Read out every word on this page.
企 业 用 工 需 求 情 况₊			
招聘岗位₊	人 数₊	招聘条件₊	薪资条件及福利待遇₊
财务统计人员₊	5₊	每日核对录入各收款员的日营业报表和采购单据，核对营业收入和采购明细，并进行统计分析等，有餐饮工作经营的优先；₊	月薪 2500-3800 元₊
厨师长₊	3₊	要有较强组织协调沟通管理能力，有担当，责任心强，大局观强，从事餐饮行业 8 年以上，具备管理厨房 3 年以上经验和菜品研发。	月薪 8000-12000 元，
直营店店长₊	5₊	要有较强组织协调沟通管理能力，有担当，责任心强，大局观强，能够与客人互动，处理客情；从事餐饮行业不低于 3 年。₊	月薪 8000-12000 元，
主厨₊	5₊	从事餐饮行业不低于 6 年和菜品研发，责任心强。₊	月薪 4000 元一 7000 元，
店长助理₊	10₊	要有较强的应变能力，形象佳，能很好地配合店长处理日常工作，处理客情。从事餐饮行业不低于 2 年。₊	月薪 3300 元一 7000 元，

■ **Required work**
Reproduce the records word for word.

■ **Result for this exercise**
Read out every word on this page.
企 业 用 工 需 求 情 况₊			
招聘岗位₊	人 数₊	招聘条件₊	薪资条件及福利待遇₊
财务统计人员₊	5₊	每日核对录入各收款员的日营业报表和采购单据，核对营业收入和采购明细，并进行统计分析等，有餐饮工作经营的优先；₊	月薪 2500-3800 元₊
厨师长₊	3₊	要有较强组织协调沟通管理能力，有担当，责任心强，大局观强，从事餐饮行业 8 年以上，具备管理厨房 3 年以上经验和菜品研发。	月薪 8000-12000 元，
直营店店长₊	5₊	要有较强组织协调沟通管理能力，有担当，责任心强，大局观强，能够与客人互动，处理客情；从事餐饮行业不低于 3 年。₊	月薪 8000-12000 元，
主厨₊	5₊	从事餐饮行业不低于 6 年和菜品研发，责任心强。₊	月薪 4000 元一 7000 元，
店长助理₊	10₊	要有较强的应变能力，形象佳，能很好地配合店长处理日常工作，处理客情。从事餐饮行业不低于 2 年。₊	月薪 3300 元一 7000 元，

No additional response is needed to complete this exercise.